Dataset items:
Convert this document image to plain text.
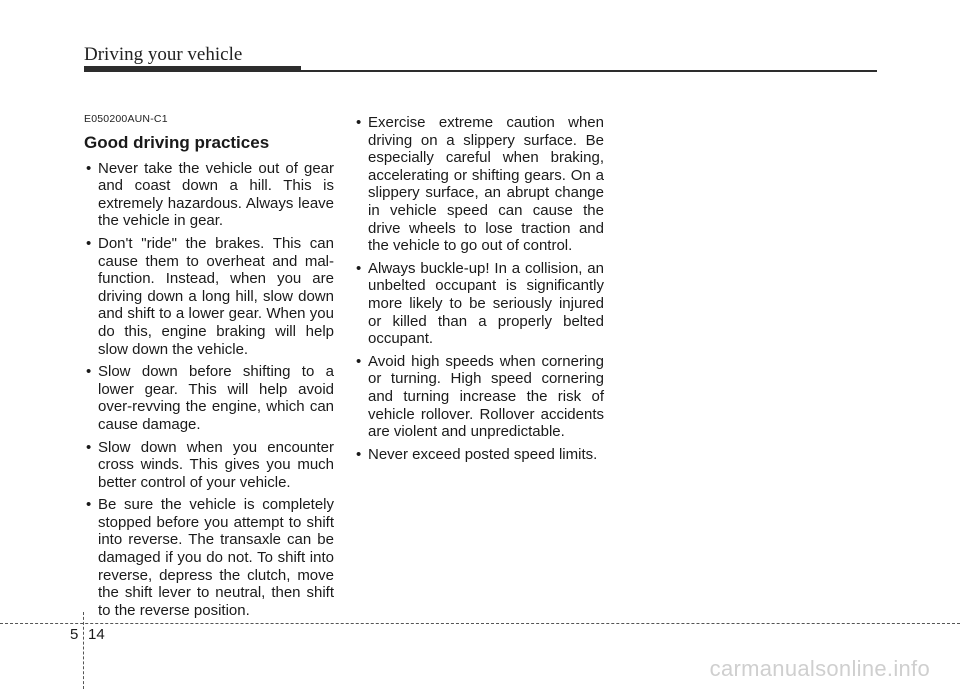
Driving your vehicle
E050200AUN-C1
Good driving practices
• Never take the vehicle out of gear and coast down a hill. This is extremely hazardous. Always leave the vehicle in gear.
• Don't "ride" the brakes. This can cause them to overheat and mal-function. Instead, when you are driving down a long hill, slow down and shift to a lower gear. When you do this, engine braking will help slow down the vehicle.
• Slow down before shifting to a lower gear. This will help avoid over-revving the engine, which can cause damage.
• Slow down when you encounter cross winds. This gives you much better control of your vehicle.
• Be sure the vehicle is completely stopped before you attempt to shift into reverse. The transaxle can be damaged if you do not. To shift into reverse, depress the clutch, move the shift lever to neutral, then shift to the reverse position.
• Exercise extreme caution when driving on a slippery surface. Be especially careful when braking, accelerating or shifting gears. On a slippery surface, an abrupt change in vehicle speed can cause the drive wheels to lose traction and the vehicle to go out of control.
• Always buckle-up! In a collision, an unbelted occupant is significantly more likely to be seriously injured or killed than a properly belted occupant.
• Avoid high speeds when cornering or turning. High speed cornering and turning increase the risk of vehicle rollover. Rollover accidents are violent and unpredictable.
• Never exceed posted speed limits.
5 14
carmanualsonline.info
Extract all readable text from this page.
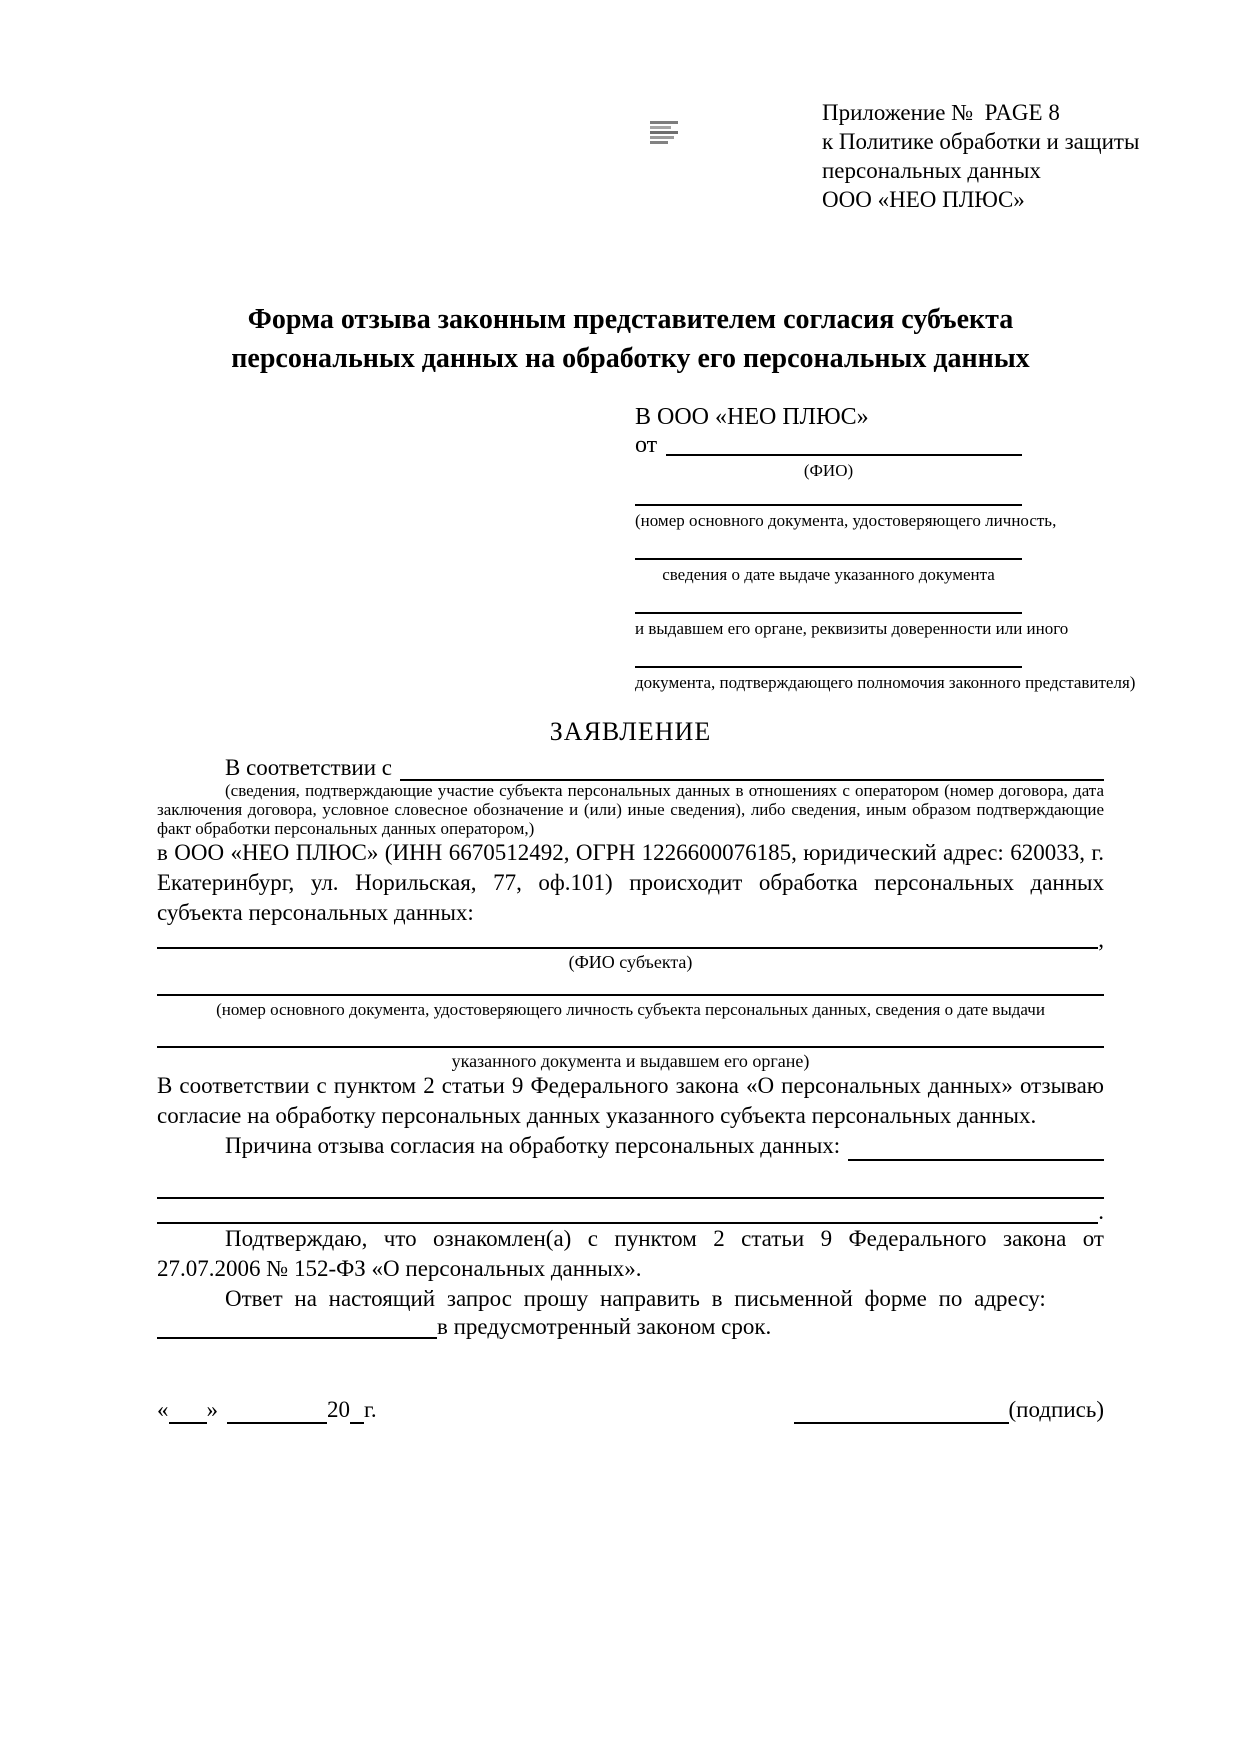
Приложение №  PAGE 8
к Политике обработки и защиты
персональных данных
ООО «НЕО ПЛЮС»
Форма отзыва законным представителем согласия субъекта
персональных данных на обработку его персональных данных
В ООО «НЕО ПЛЮС»
от
(ФИО)
(номер основного документа, удостоверяющего личность,
сведения о дате выдаче указанного документа
и выдавшем его органе, реквизиты доверенности или иного
документа, подтверждающего полномочия законного представителя)
ЗАЯВЛЕНИЕ
В соответствии с
(сведения, подтверждающие участие субъекта персональных данных в отношениях с оператором (номер договора, дата заключения договора, условное словесное обозначение и (или) иные сведения), либо сведения, иным образом подтверждающие факт обработки персональных данных оператором,)

в ООО «НЕО ПЛЮС» (ИНН 6670512492, ОГРН 1226600076185, юридический адрес: 620033, г. Екатеринбург, ул. Норильская, 77, оф.101) происходит обработка персональных данных субъекта персональных данных:

,
(ФИО субъекта)
(номер основного документа, удостоверяющего личность субъекта персональных данных, сведения о дате выдачи
указанного документа и выдавшем его органе)

В соответствии с пунктом 2 статьи 9 Федерального закона «О персональных данных» отзываю согласие на обработку персональных данных указанного субъекта персональных данных.

Причина отзыва согласия на обработку персональных данных:
.

Подтверждаю, что ознакомлен(а) с пунктом 2 статьи 9 Федерального закона от 27.07.2006 № 152-ФЗ «О персональных данных».

Ответ на настоящий запрос прошу направить в письменной форме по адресу:

в предусмотренный законом срок.
« »	20 г.	(подпись)
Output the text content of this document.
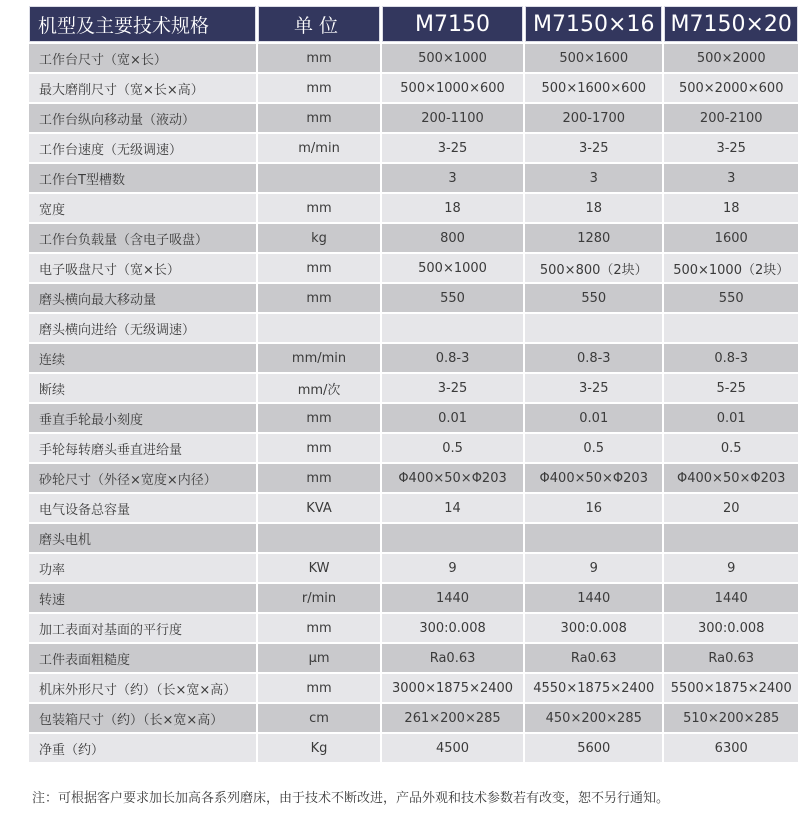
机型及主要技术规格	单位	M7150	M7150×16	M7150×20
工作台尺寸（宽×长）	mm	500×1000	500×1600	500×2000
最大磨削尺寸（宽×长×高）	mm	500×1000×600	500×1600×600	500×2000×600
工作台纵向移动量（液动）	mm	200-1100	200-1700	200-2100
工作台速度（无级调速）	m/min	3-25	3-25	3-25
工作台T型槽数		3	3	3
宽度	mm	18	18	18
工作台负载量（含电子吸盘）	kg	800	1280	1600
电子吸盘尺寸（宽×长）	mm	500×1000	500×800（2块）	500×1000（2块）
磨头横向最大移动量	mm	550	550	550
磨头横向进给（无级调速）				
连续	mm/min	0.8-3	0.8-3	0.8-3
断续	mm/次	3-25	3-25	5-25
垂直手轮最小刻度	mm	0.01	0.01	0.01
手轮每转磨头垂直进给量	mm	0.5	0.5	0.5
砂轮尺寸（外径×宽度×内径）	mm	Φ400×50×Φ203	Φ400×50×Φ203	Φ400×50×Φ203
电气设备总容量	KVA	14	16	20
磨头电机				
功率	KW	9	9	9
转速	r/min	1440	1440	1440
加工表面对基面的平行度	mm	300:0.008	300:0.008	300:0.008
工件表面粗糙度	μm	Ra0.63	Ra0.63	Ra0.63
机床外形尺寸（约）（长×宽×高）	mm	3000×1875×2400	4550×1875×2400	5500×1875×2400
包装箱尺寸（约）（长×宽×高）	cm	261×200×285	450×200×285	510×200×285
净重（约）	Kg	4500	5600	6300
注：可根据客户要求加长加高各系列磨床，由于技术不断改进，产品外观和技术参数若有改变，恕不另行通知。
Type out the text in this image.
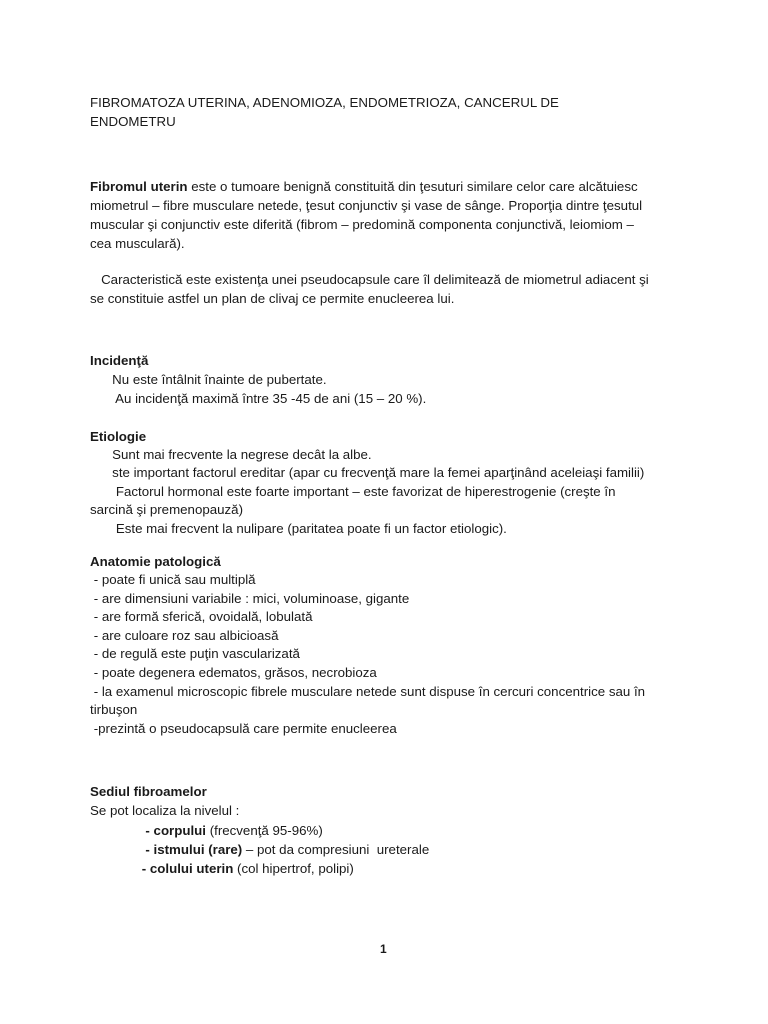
FIBROMATOZA UTERINA, ADENOMIOZA, ENDOMETRIOZA, CANCERUL DE

ENDOMETRU

Fibromul uterin este o tumoare benignă constituită din ţesuturi similare celor care alcătuiesc

miometrul – fibre musculare netede, ţesut conjunctiv şi vase de sânge. Proporţia dintre ţesutul

muscular şi conjunctiv este diferită (fibrom – predomină componenta conjunctivă, leiomiom –

cea musculară).

Caracteristică este existenţa unei pseudocapsule care îl delimitează de miometrul adiacent şi

se constituie astfel un plan de clivaj ce permite enucleerea lui.

Incidenţă

Nu este întâlnit înainte de pubertate.

Au incidenţă maximă între 35 -45 de ani (15 – 20 %).

Etiologie

Sunt mai frecvente la negrese decât la albe.

ste important factorul ereditar (apar cu frecvenţă mare la femei aparţinând aceleiaşi familii)

Factorul hormonal este foarte important – este favorizat de hiperestrogenie (creşte în

sarcină şi premenopauză)

Este mai frecvent la nulipare (paritatea poate fi un factor etiologic).

Anatomie patologică

- poate fi unică sau multiplă

- are dimensiuni variabile : mici, voluminoase, gigante

- are formă sferică, ovoidală, lobulată

- are culoare roz sau albicioasă

- de regulă este puţin vascularizată

- poate degenera edematos, grăsos, necrobioza

- la examenul microscopic fibrele musculare netede sunt dispuse în cercuri concentrice sau în

tirbuşon

-prezintă o pseudocapsulă care permite enucleerea

Sediul fibroamelor

Se pot localiza la nivelul :

- corpului (frecvenţă 95-96%)

- istmului (rare) – pot da compresiuni  ureterale

- colului uterin (col hipertrof, polipi)

1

» DIRECTIONS
For the data above, state only how many lines include the word "личность".

» EXPECTED ANSWER
2